### PROBLEM TO SOLVE
Exactly reproduce the lines that follow.

Stored records
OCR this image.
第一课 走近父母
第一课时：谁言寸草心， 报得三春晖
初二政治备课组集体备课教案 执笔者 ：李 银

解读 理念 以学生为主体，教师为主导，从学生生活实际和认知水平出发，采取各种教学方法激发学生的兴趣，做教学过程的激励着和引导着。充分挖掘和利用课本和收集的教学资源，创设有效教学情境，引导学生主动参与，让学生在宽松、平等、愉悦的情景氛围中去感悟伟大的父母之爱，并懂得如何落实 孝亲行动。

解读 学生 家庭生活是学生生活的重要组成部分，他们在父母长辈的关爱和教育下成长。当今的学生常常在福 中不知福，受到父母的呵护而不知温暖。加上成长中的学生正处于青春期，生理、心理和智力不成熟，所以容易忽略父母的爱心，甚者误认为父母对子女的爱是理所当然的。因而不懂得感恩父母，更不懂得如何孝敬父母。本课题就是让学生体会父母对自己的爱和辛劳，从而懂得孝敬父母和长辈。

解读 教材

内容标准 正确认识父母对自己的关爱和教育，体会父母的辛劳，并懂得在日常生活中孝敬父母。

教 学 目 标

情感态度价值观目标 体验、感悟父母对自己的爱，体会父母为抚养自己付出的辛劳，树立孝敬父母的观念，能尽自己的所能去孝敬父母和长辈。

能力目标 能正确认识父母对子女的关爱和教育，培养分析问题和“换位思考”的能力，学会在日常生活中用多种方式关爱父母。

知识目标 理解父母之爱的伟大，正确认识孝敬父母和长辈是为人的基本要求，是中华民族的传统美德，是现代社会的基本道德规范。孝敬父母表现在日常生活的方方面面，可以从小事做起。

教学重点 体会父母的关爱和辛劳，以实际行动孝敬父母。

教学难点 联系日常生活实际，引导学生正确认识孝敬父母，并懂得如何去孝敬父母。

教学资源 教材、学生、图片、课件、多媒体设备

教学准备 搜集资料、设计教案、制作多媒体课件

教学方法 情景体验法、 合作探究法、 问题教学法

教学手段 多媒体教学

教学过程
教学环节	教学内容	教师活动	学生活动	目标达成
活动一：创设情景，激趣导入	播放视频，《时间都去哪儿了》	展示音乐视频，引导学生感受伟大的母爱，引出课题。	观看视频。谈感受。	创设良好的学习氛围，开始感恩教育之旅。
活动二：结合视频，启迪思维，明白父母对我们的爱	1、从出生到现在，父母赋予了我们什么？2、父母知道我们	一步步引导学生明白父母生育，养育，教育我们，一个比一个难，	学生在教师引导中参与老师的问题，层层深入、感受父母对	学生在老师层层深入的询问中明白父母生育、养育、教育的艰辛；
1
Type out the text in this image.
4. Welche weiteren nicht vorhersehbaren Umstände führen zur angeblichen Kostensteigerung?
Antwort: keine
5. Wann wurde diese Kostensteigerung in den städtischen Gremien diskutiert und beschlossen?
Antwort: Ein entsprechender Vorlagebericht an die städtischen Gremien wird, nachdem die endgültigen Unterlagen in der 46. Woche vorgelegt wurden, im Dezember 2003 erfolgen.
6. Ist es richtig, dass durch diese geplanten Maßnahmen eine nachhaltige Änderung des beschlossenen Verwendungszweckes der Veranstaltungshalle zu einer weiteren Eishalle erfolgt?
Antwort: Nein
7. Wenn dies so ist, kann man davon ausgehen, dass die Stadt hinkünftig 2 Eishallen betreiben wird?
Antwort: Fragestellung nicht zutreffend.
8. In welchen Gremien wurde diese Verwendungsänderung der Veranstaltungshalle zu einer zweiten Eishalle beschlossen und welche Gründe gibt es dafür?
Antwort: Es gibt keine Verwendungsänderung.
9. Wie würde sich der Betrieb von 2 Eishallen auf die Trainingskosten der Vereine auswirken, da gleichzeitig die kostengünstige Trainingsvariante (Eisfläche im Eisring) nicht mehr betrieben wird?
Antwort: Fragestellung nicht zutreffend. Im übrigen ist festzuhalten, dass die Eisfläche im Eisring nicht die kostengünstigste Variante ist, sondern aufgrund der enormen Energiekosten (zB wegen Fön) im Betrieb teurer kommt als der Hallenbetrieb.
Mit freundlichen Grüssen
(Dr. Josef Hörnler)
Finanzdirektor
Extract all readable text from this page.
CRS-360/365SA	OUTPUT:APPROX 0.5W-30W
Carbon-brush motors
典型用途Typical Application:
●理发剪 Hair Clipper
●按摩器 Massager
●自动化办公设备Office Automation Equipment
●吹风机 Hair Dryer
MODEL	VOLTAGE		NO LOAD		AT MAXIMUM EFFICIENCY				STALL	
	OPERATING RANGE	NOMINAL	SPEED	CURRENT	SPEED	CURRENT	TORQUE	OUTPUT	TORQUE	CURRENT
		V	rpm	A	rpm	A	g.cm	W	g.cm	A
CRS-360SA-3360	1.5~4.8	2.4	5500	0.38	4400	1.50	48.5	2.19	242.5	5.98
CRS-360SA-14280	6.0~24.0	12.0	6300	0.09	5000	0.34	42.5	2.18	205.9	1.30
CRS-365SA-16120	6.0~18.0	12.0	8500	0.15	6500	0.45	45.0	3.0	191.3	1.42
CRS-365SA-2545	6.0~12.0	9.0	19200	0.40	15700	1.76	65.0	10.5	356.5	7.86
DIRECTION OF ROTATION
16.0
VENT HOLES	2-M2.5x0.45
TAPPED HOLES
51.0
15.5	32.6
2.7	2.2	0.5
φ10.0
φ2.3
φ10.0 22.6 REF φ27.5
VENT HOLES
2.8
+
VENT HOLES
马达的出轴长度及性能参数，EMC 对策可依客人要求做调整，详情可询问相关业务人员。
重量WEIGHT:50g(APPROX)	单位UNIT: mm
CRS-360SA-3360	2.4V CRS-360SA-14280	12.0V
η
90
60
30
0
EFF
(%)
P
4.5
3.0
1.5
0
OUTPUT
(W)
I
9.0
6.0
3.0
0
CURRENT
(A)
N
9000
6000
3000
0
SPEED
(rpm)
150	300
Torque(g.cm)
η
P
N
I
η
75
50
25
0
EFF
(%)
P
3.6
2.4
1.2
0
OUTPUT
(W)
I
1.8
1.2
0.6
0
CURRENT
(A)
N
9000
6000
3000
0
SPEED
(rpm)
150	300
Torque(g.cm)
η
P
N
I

### EXERCISE RESPONSE
OCR this image.
第一课 走近父母
第一课时：谁言寸草心， 报得三春晖
初二政治备课组集体备课教案 执笔者 ：李 银

解读 理念 以学生为主体，教师为主导，从学生生活实际和认知水平出发，采取各种教学方法激发学生的兴趣，做教学过程的激励着和引导着。充分挖掘和利用课本和收集的教学资源，创设有效教学情境，引导学生主动参与，让学生在宽松、平等、愉悦的情景氛围中去感悟伟大的父母之爱，并懂得如何落实 孝亲行动。

解读 学生 家庭生活是学生生活的重要组成部分，他们在父母长辈的关爱和教育下成长。当今的学生常常在福 中不知福，受到父母的呵护而不知温暖。加上成长中的学生正处于青春期，生理、心理和智力不成熟，所以容易忽略父母的爱心，甚者误认为父母对子女的爱是理所当然的。因而不懂得感恩父母，更不懂得如何孝敬父母。本课题就是让学生体会父母对自己的爱和辛劳，从而懂得孝敬父母和长辈。

解读 教材

内容标准 正确认识父母对自己的关爱和教育，体会父母的辛劳，并懂得在日常生活中孝敬父母。

教 学 目 标

情感态度价值观目标 体验、感悟父母对自己的爱，体会父母为抚养自己付出的辛劳，树立孝敬父母的观念，能尽自己的所能去孝敬父母和长辈。

能力目标 能正确认识父母对子女的关爱和教育，培养分析问题和“换位思考”的能力，学会在日常生活中用多种方式关爱父母。

知识目标 理解父母之爱的伟大，正确认识孝敬父母和长辈是为人的基本要求，是中华民族的传统美德，是现代社会的基本道德规范。孝敬父母表现在日常生活的方方面面，可以从小事做起。

教学重点 体会父母的关爱和辛劳，以实际行动孝敬父母。

教学难点 联系日常生活实际，引导学生正确认识孝敬父母，并懂得如何去孝敬父母。

教学资源 教材、学生、图片、课件、多媒体设备

教学准备 搜集资料、设计教案、制作多媒体课件

教学方法 情景体验法、 合作探究法、 问题教学法

教学手段 多媒体教学

教学过程
教学环节	教学内容	教师活动	学生活动	目标达成
活动一：创设情景，激趣导入	播放视频，《时间都去哪儿了》	展示音乐视频，引导学生感受伟大的母爱，引出课题。	观看视频。谈感受。	创设良好的学习氛围，开始感恩教育之旅。
活动二：结合视频，启迪思维，明白父母对我们的爱	1、从出生到现在，父母赋予了我们什么？2、父母知道我们	一步步引导学生明白父母生育，养育，教育我们，一个比一个难，	学生在教师引导中参与老师的问题，层层深入、感受父母对	学生在老师层层深入的询问中明白父母生育、养育、教育的艰辛；
1
Type out the text in this image.
4. Welche weiteren nicht vorhersehbaren Umstände führen zur angeblichen Kostensteigerung?
Antwort: keine
5. Wann wurde diese Kostensteigerung in den städtischen Gremien diskutiert und beschlossen?
Antwort: Ein entsprechender Vorlagebericht an die städtischen Gremien wird, nachdem die endgültigen Unterlagen in der 46. Woche vorgelegt wurden, im Dezember 2003 erfolgen.
6. Ist es richtig, dass durch diese geplanten Maßnahmen eine nachhaltige Änderung des beschlossenen Verwendungszweckes der Veranstaltungshalle zu einer weiteren Eishalle erfolgt?
Antwort: Nein
7. Wenn dies so ist, kann man davon ausgehen, dass die Stadt hinkünftig 2 Eishallen betreiben wird?
Antwort: Fragestellung nicht zutreffend.
8. In welchen Gremien wurde diese Verwendungsänderung der Veranstaltungshalle zu einer zweiten Eishalle beschlossen und welche Gründe gibt es dafür?
Antwort: Es gibt keine Verwendungsänderung.
9. Wie würde sich der Betrieb von 2 Eishallen auf die Trainingskosten der Vereine auswirken, da gleichzeitig die kostengünstige Trainingsvariante (Eisfläche im Eisring) nicht mehr betrieben wird?
Antwort: Fragestellung nicht zutreffend. Im übrigen ist festzuhalten, dass die Eisfläche im Eisring nicht die kostengünstigste Variante ist, sondern aufgrund der enormen Energiekosten (zB wegen Fön) im Betrieb teurer kommt als der Hallenbetrieb.
Mit freundlichen Grüssen
(Dr. Josef Hörnler)
Finanzdirektor
Extract all readable text from this page.
CRS-360/365SA	OUTPUT:APPROX 0.5W-30W
Carbon-brush motors
典型用途Typical Application:
●理发剪 Hair Clipper
●按摩器 Massager
●自动化办公设备Office Automation Equipment
●吹风机 Hair Dryer
MODEL	VOLTAGE		NO LOAD		AT MAXIMUM EFFICIENCY				STALL	
	OPERATING RANGE	NOMINAL	SPEED	CURRENT	SPEED	CURRENT	TORQUE	OUTPUT	TORQUE	CURRENT
		V	rpm	A	rpm	A	g.cm	W	g.cm	A
CRS-360SA-3360	1.5~4.8	2.4	5500	0.38	4400	1.50	48.5	2.19	242.5	5.98
CRS-360SA-14280	6.0~24.0	12.0	6300	0.09	5000	0.34	42.5	2.18	205.9	1.30
CRS-365SA-16120	6.0~18.0	12.0	8500	0.15	6500	0.45	45.0	3.0	191.3	1.42
CRS-365SA-2545	6.0~12.0	9.0	19200	0.40	15700	1.76	65.0	10.5	356.5	7.86
DIRECTION OF ROTATION
16.0
VENT HOLES	2-M2.5x0.45
TAPPED HOLES
51.0
15.5	32.6
2.7	2.2	0.5
φ10.0
φ2.3
φ10.0 22.6 REF φ27.5
VENT HOLES
2.8
+
VENT HOLES
马达的出轴长度及性能参数，EMC 对策可依客人要求做调整，详情可询问相关业务人员。
重量WEIGHT:50g(APPROX)	单位UNIT: mm
CRS-360SA-3360	2.4V CRS-360SA-14280	12.0V
η
90
60
30
0
EFF
(%)
P
4.5
3.0
1.5
0
OUTPUT
(W)
I
9.0
6.0
3.0
0
CURRENT
(A)
N
9000
6000
3000
0
SPEED
(rpm)
150	300
Torque(g.cm)
η
P
N
I
η
75
50
25
0
EFF
(%)
P
3.6
2.4
1.2
0
OUTPUT
(W)
I
1.8
1.2
0.6
0
CURRENT
(A)
N
9000
6000
3000
0
SPEED
(rpm)
150	300
Torque(g.cm)
η
P
N
I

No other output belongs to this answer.